____ DOCUMENT SECTION
Thursday, October 1, 2015

Swammin'

I have been donating to my gym for about 4-5 months now. Donating, in this context, means giving money monthly to a gym establishment of which I never, ever make use of.

Today I decided to change that.  Both kids went to preschool (yay for healthy enough kids to go to school) and I had about two+ hours to call my own.  I wore my bathing suit under my clothes to preschool drop-off.  I was prepared to go straight from there to the gym.

While driving away from the preschool I realized I don't have any goggles for to swim wiff.  Quick pit-stop at Target required.  No problem as there is one between the preschool and the gym.  While walking into Target I realize I have no towel.  Great.  Procured swim goggles and towel at Target.  Off to the gym I go.

When the lady took my keys with my gym bar-code-card attached and scanned it, she did a double take at the computer screen.  I'm not sure exactly what that screen said, but it was probably something along the lines of "OMG...CONGRATULATE THIS GYM MEMBER FOR FINALLY COMING BACK!"

Let's back up...a little swimming history first.  I know how to swim. (hooray!) I was on the swim team in high school.  I wasn't exactly the biggest asset to the team, but they didn't really make cuts, so even I MADE THE TEAM! Woohoo!  Since high school, I haven't chosen swimming as my go-to exercise mode.  I usually default to running.  The older I get, the more painful it is to my back and other parts of me to re-start running.  Thus my brilliant idea to try swimming.  No impact, aerobic, good times.  What could go wrong?!

I'll tell what can go wrong:  THERE IS NO AIR IN THE WATER.

NONE.
________
____ EXCERPTED RECORDS
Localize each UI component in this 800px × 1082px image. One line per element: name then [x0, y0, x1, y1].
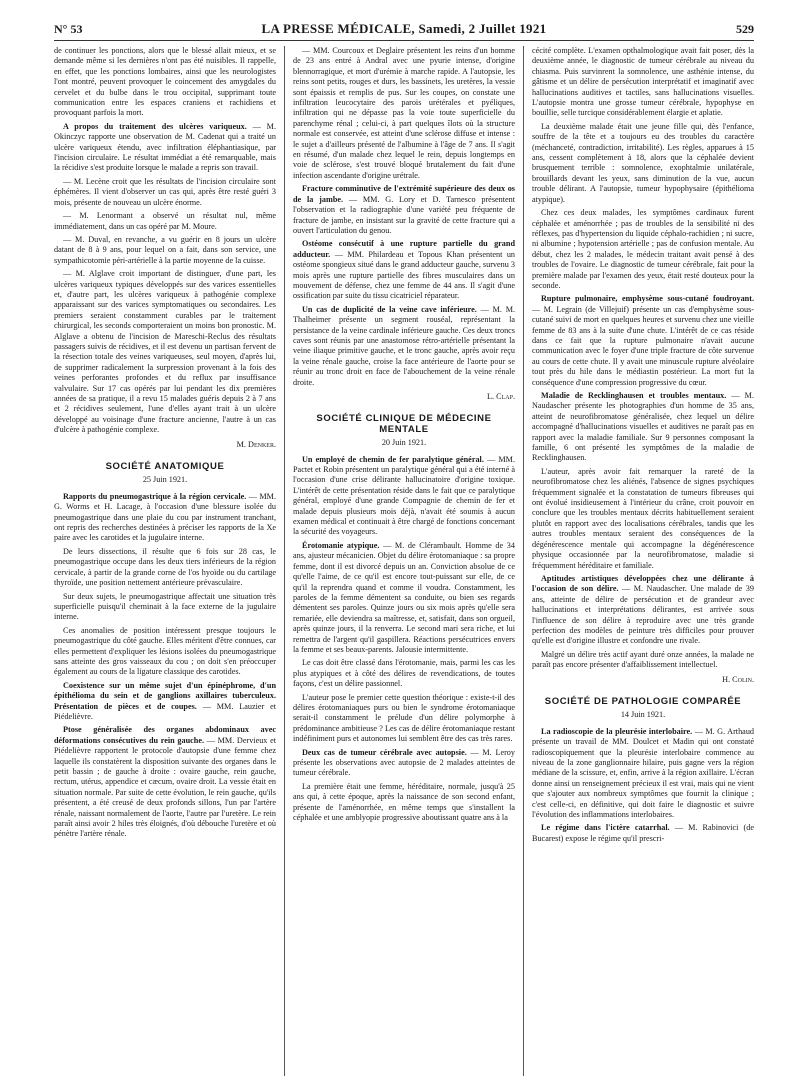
paragraph: La deuxième malade était une jeune fille qui, dès l'enfance, souffre de la tête et a toujours eu des troubles du caractère (méchanceté, contradiction, irritabilité). Les règles, apparues à 15 ans, cessent complètement à 18, alors que la céphalée devient brusquement terrible : somnolence, exophtalmie unilatérale, brouillards devant les yeux, sans diminution de la vue, aucun trouble délirant. A l'autopsie, tumeur hypophysaire (épithélioma atypique). [532, 121, 754, 204]
paragraph: — M. Lenormant a observé un résultat nul, même immédiatement, dans un cas opéré par M. Moure. [54, 211, 276, 231]
signature: M. Denker. [236, 439, 276, 449]
paragraph: L'auteur, après avoir fait remarquer la rareté de la neurofibromatose chez les aliénés, l'absence de signes psychiques fréquemment signalée et la constatation de tumeurs fibreuses qui ont évolué insidieusement à l'intérieur du crâne, croit pouvoir en conclure que les troubles mentaux décrits habituellement seraient plutôt en rapport avec des localisations cérébrales, tandis que les autres troubles mentaux seraient des conséquences de la dégénérescence mentale qui accompagne la dégénérescence physique occasionnée par la neurofibromatose, maladie si fréquemment héréditaire et familiale. [532, 466, 754, 570]
issue-number: N° 53 [54, 22, 83, 36]
article-body: — M. G. Arthaud présente un travail de MM. Doulcet et Madin qui ont constaté radioscopiquement que la pleurésie interlobaire commence au niveau de la zone ganglionnaire hilaire, puis gagne vers la région médiane de la scissure, et, enfin, arrive à la région axillaire. L'écran donne ainsi un renseignement précieux il est vrai, mais qui ne vient que s'ajouter aux nombreux symptômes que fournit la clinique ; c'est celle-ci, en définitive, qui doit faire le diagnostic et suivre l'évolution des inflammations interlobaires. [532, 726, 754, 820]
article-body: — M. Naudascher présente les photographies d'un homme de 35 ans, atteint de neurofibromatose généralisée, chez lequel un délire accompagné d'hallucinations visuelles et auditives ne paraît pas en rapport avec la maladie familiale. Sur 9 personnes composant la famille, 6 ont présenté les symptômes de la maladie de Recklinghausen. [532, 391, 754, 463]
article-body: — MM. Lauzier et Piédelièvre. [54, 701, 276, 721]
section-title: SOCIÉTÉ DE PATHOLOGIE COMPARÉE [544, 695, 742, 707]
article-body: — M. Okinczyc rapporte une observation de M. Cadenat qui a traité un ulcère variqueux étendu, avec infiltration éléphantiasique, par l'incision circulaire. Le résultat immédiat a été remarquable, mais la récidive s'est produite lorsque le malade a repris son travail. [54, 121, 276, 173]
article [293, 748, 515, 779]
article [54, 681, 276, 723]
article [54, 492, 276, 544]
page-header [54, 20, 754, 42]
paragraph: La première était une femme, héréditaire, normale, jusqu'à 25 ans qui, à cette époque, après la naissance de son second enfant, présente de l'aménorrhée, en même temps que s'installent la céphalée et une amblyopie progressive aboutissant quatre ans à la [293, 781, 515, 823]
article-title: A propos du traitement des ulcères variqueux. [63, 121, 247, 131]
article-body: — MM. G. Lory et D. Tarnesco présentent l'observation et la radiographie d'une variété peu fréquente de fracture de jambe, en insistant sur la gravité de cette fracture qui a ouvert l'articulation du genou. [293, 194, 515, 235]
article [532, 294, 754, 388]
paragraph: — MM. Courcoux et Deglaire présentent les reins d'un homme de 23 ans entré à Andral avec une pyurie intense, d'origine blennorragique, et mort d'urémie à marche rapide. A l'autopsie, les reins sont petits, rouges et durs, les bassinets, les uretères, la vessie sont épaissis et remplis de pus. Sur les coupes, on constate une infiltration leucocytaire des parois urétérales et pyéliques, infiltration qui ne dépasse pas la voie toute superficielle du parenchyme rénal ; celui-ci, à part quelques îlots où la structure normale est conservée, est atteint d'une sclérose diffuse et intense : le sujet a d'ailleurs présenté de l'albumine à l'âge de 7 ans. Il s'agit en résumé, d'un malade chez lequel le rein, depuis longtemps en voie de sclérose, s'est trouvé bloqué brutalement du fait d'une infection ascendante d'origine urétrale. [293, 46, 515, 180]
paragraph: Sur deux sujets, le pneumogastrique affectait une situation très superficielle puisqu'il cheminait à la face externe de la jugulaire interne. [54, 591, 276, 622]
article-title: Rupture pulmonaire, emphysème sous-cutané foudroyant. [541, 294, 754, 304]
article-body: — M. de Clérambault. Homme de 34 ans, ajusteur mécanicien. Objet du délire érotomaniaque : sa propre femme, dont il est divorcé depuis un an. Conviction absolue de ce qu'elle l'aime, de ce qu'il est encore tout-puissant sur elle, de ce qu'il la reprendra quand et comme il voudra. Constamment, les paroles de la femme démentent sa conduite, ou bien ses regards démentent ses paroles. Quinze jours ou six mois après qu'elle sera remariée, elle deviendra sa maîtresse, et, satisfait, dans son orgueil, après quinze jours, il la renverra. Le second mari sera riche, et lui remettra de l'argent qu'il gaspillera. Réactions persécutrices envers la femme et ses beaux-parents. Jalousie intermittente. [293, 540, 515, 654]
paragraph: — M. Lecène croit que les résultats de l'incision circulaire sont éphémères. Il vient d'observer un cas qui, après être resté guéri 3 mois, présente de nouveau un ulcère énorme. [54, 176, 276, 207]
article-body: — MM. Dervieux et Piédelièvre rapportent le protocole d'autopsie d'une femme chez laquelle ils constatèrent la disposition suivante des organes dans le petit bassin ; de gauche à droite : ovaire gauche, rein gauche, rectum, utérus, appendice et cæcum, ovaire droit. La vessie était en situation normale. Par suite de cette évolution, le rein gauche, qu'ils présentent, a été creusé de deux profonds sillons, l'un par l'artère rénale, naissant normalement de l'aorte, l'autre par l'uretère. Le rein paraît ainsi avoir 2 hiles très éloignés, d'où débouche l'uretère et où pénètre l'artère rénale. [54, 735, 276, 839]
section-date: 25 Juin 1921. [142, 475, 188, 485]
article [532, 823, 754, 844]
article-title: Coexistence sur un même sujet d'un épinéphrome, d'un épithélioma du sein et de ganglions axillaires tuberculeux. Présentation de pièces et de coupes. [54, 680, 276, 711]
article-body: — M. Naudascher. Une malade de 39 ans, atteinte de délire de persécution et de grandeur avec hallucinations et interprétations délirantes, est arrivée sous l'influence de son délire à reproduire avec une très grande perfection des modèles de peinture très difficiles pour prouver qu'elle est d'origine illustre et confondre une rivale. [532, 584, 754, 646]
column-2 [293, 46, 515, 1076]
article-title: La radioscopie de la pleurésie interlobaire. [541, 726, 693, 736]
article [293, 239, 515, 301]
article-title: Deux cas de tumeur cérébrale avec autopsie. [302, 747, 467, 757]
article [532, 574, 754, 647]
section-date: 14 Juin 1921. [620, 710, 666, 720]
article-body: — M. Rabinovici (de Bucarest) expose le régime qu'il prescri- [532, 823, 754, 843]
article [54, 725, 276, 839]
signature: H. Colin. [722, 674, 754, 684]
article-title: Ostéome consécutif à une rupture partielle du grand adducteur. [293, 239, 515, 259]
article [54, 122, 276, 174]
article [293, 455, 515, 538]
section-title: SOCIÉTÉ ANATOMIQUE [105, 461, 225, 473]
journal-title: LA PRESSE MÉDICALE, Samedi, 2 Juillet 1921 [261, 21, 547, 36]
paragraph: Ces anomalies de position intéressent presque toujours le pneumogastrique du côté gauche. Elles méritent d'être connues, car elles permettent d'expliquer les lésions isolées du pneumogastrique sans atteinte des gros vaisseaux du cou ; on doit s'en préoccuper également au cours de la ligature classique des carotides. [54, 625, 276, 677]
article-body: — MM. Pactet et Robin présentent un paralytique général qui a été interné à l'occasion d'une crise délirante hallucinatoire d'origine toxique. L'intérêt de cette présentation réside dans le fait que ce paralytique général, employé d'une grande Compagnie de chemin de fer et malade depuis plusieurs mois déjà, n'avait été soumis à aucun examen médical et continuait à être chargé de fonctions concernant la sécurité des voyageurs. [293, 454, 515, 537]
paragraph: cécité complète. L'examen opthalmologique avait fait poser, dès la deuxième année, le diagnostic de tumeur cérébrale au niveau du chiasma. Puis survinrent la somnolence, une asthénie intense, du gâtisme et un délire de persécution interprétatif et imaginatif avec hallucinations auditives et tactiles, sans hallucinations visuelles. L'autopsie montra une grosse tumeur cérébrale, hypophyse en bouillie, selle turcique considérablement élargie et aplatie. [532, 46, 754, 118]
article-title: Maladie de Recklinghausen et troubles mentaux. [541, 391, 727, 400]
article-title: Ptose généralisée des organes abdominaux avec déformations consécutives du rein gauche. [54, 725, 276, 745]
column-1 [54, 46, 276, 1076]
column-divider-2 [523, 46, 524, 1076]
article-body: — MM. Philardeau et Topous Khan présentent un ostéome spongieux situé dans le grand adducteur gauche, survenu 3 mois après une rupture partielle des fibres musculaires dans un mouvement de défense, chez une femme de 44 ans. Il s'agit d'une ossification par suite du tissu cicatriciel réparateur. [293, 249, 515, 301]
article-body: — MM. G. Worms et H. Lacage, à l'occasion d'une blessure isolée du pneumogastrique dans une plaie du cou par instrument tranchant, ont repris des recherches destinées à préciser les rapports de la Xe paire avec les carotides et la jugulaire interne. [54, 491, 276, 543]
article-title: Le régime dans l'ictère catarrhal. [541, 823, 670, 833]
article [532, 727, 754, 821]
article-body: — M. M. Thalheimer présente un segment rouséal, représentant la persistance de la veine cardinale inférieure gauche. Ces deux troncs caves sont réunis par une anastomose rétro-artérielle présentant la veine iliaque primitive gauche, et le tronc gauche, après avoir reçu la veine rénale gauche, croise la face antérieure de l'aorte pour se réunir au tronc droit en face de l'abouchement de la veine rénale droite. [293, 304, 515, 387]
paragraph: — M. Alglave croit important de distinguer, d'une part, les ulcères variqueux typiques développés sur des varices essentielles et, d'autre part, les ulcères variqueux à pathogénie complexe apparaissant sur des varices symptomatiques ou secondaires. Les premiers seraient constamment curables par le traitement chirurgical, les seconds comporteraient un moins bon pronostic. M. Alglave a obtenu de l'incision de Mareschi-Reclus des résultats passagers suivis de récidives, et il est devenu un partisan fervent de la résection totale des veines variqueuses, seul moyen, d'après lui, de supprimer radicalement la surpression provenant à la fois des veines perforantes profondes et du reflux par insuffisance valvulaire. Sur 17 cas opérés par lui pendant les dix premières années de sa pratique, il a revu 15 malades guéris depuis 2 à 7 ans et 2 récidives seulement, l'une d'elles ayant trait à un ulcère développé au voisinage d'une fracture ancienne, l'autre à un cas d'ulcère à pathogénie complexe. [54, 269, 276, 435]
article-title: Rapports du pneumogastrique à la région cervicale. [63, 491, 247, 501]
article-title: Un cas de duplicité de la veine cave inférieure. [302, 304, 477, 314]
article-title: Aptitudes artistiques développées chez une délirante à l'occasion de son délire. [532, 573, 754, 594]
column-divider-1 [284, 46, 285, 1076]
article [532, 391, 754, 464]
paragraph: De leurs dissections, il résulte que 6 fois sur 28 cas, le pneumogastrique occupe dans les deux tiers inférieurs de la région cervicale, à partir de la grande corne de l'os hyoïde ou du cartilage thyroïde, une position nettement antérieure prévasculaire. [54, 546, 276, 588]
article-title: Fracture comminutive de l'extrémité supérieure des deux os de la jambe. [293, 184, 515, 204]
paragraph: Chez ces deux malades, les symptômes cardinaux furent céphalée et aménorrhée ; pas de troubles de la sensibilité ni des réflexes, pas d'hypertension du liquide céphalo-rachidien ; ni sucre, ni albumine ; hypotension artérielle ; pas de confusion mentale. Au début, chez les 2 malades, le médecin traitant avait pensé à des troubles de l'ovaire. Le diagnostic de tumeur cérébrale, fait pour la première malade par l'examen des yeux, était resté douteux pour la seconde. [532, 208, 754, 290]
article-body: — M. Legrain (de Villejuif) présente un cas d'emphysème sous-cutané suivi de mort en quelques heures et survenu chez une vieille femme de 83 ans à la suite d'une chute. L'intérêt de ce cas réside dans ce fait que la rupture pulmonaire n'avait aucune communication avec le foyer d'une triple fracture de côte survenue au cours de cette chute. Il y avait une minuscule rupture alvéolaire tout près du hile dans le médiastin postérieur. La mort fut la conséquence d'une compression progressive du cœur. [532, 304, 754, 387]
paragraph: Le cas doit être classé dans l'érotomanie, mais, parmi les cas les plus atypiques et à côté des délires de revendications, de toutes façons, c'est un délire passionnel. [293, 658, 515, 689]
paragraph: — M. Duval, en revanche, a vu guérir en 8 jours un ulcère datant de 8 à 9 ans, pour lequel on a fait, dans son service, une sympathicotomie péri-artérielle à la partie moyenne de la cuisse. [54, 234, 276, 265]
page-number: 529 [736, 22, 754, 36]
column-3 [532, 46, 754, 1076]
article-body: — M. Leroy présente les observations avec autopsie de 2 malades atteintes de tumeur cérébrale. [293, 747, 515, 778]
signature: L. Clap. [487, 392, 515, 401]
article-title: Érotomanie atypique. [302, 540, 380, 550]
header-rule [54, 40, 754, 41]
section-date: 20 Juin 1921. [381, 438, 427, 448]
article [293, 305, 515, 388]
paragraph: de continuer les ponctions, alors que le blessé allait mieux, et se demande même si les dernières n'ont pas été nuisibles. Il rappelle, en effet, que les ponctions lombaires, ainsi que les neurologistes l'ont montré, peuvent provoquer le coincement des amygdales du cervelet et du bulbe dans le trou occipital, supprimant toute communication entre les espaces craniens et rachidiens et provoquant parfois la mort. [54, 46, 276, 118]
paragraph: L'auteur pose le premier cette question théorique : existe-t-il des délires érotomaniaques purs ou bien le syndrome érotomaniaque serait-il constamment le prélude d'un délire polymorphe à prédominance ambitieuse ? Les cas de délire érotomaniaque restant indéfiniment purs et autonomes lui semblent être des cas très rares. [293, 692, 515, 744]
article [293, 541, 515, 655]
article [293, 184, 515, 236]
paragraph: Malgré un délire très actif ayant duré onze années, la malade ne paraît pas encore présenter d'affaiblissement intellectuel. [532, 649, 754, 670]
section-title: SOCIÉTÉ CLINIQUE DE MÉDECINE MENTALE [316, 413, 492, 435]
article-title: Un employé de chemin de fer paralytique général. [302, 454, 484, 464]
________
> PROBLEM REQUIREMENTS
Pick up the swimming blog post from where it stops and keep it going. The rows have nothing to do with this.

> THE REPLY
I got in, pushed off the wall and began freestyling my way down the lane.  After two pulls my lungs were screaming "WHY DID WE THINK THIS WAS A GOOD IDEA?!"  I ended up breathing after every other stroke.  Gasping is more like it.

I wasn't moving very fast, but I sure was breathing like I was swimming like this:


I had to laugh at myself.  The logic of switching to swimming from running as a get-in-shape exercise seemed so solid.  Until I realized I can only breathe about half the time while swimming, unlike ALL the time during running.  Minor oversight...

I switched to breaststroke and backstroke a whole lot during this first round of swammin'.  More access to oxygen in those strokes.

Of the 45 minute swam-tastic event, I walked, yes WALKED, about 10-15 minutes.  Pretty sure the other pool/gym goers were probably like "Uhh...is she walking in the pool?? Doesn't she know there are treadmills for that?  And she doesn't need a bathing suit?  Bless her heart." It is the south after all.

There were three swimming lanes total. An older lady in the lane beside me totally kicked my butt the whole time.  The older gentleman in the lane beside her also kicked my butt.

Maybe that's my problem?  I'm just too YOUNG to swim....

3 comments:

Brooke Everhart said...

I experienced mostly the same thing when I lived in DC. "ooh I think I'll swim and maybe even do a triathlon because I know how to ride a bike and running is just really fast walking."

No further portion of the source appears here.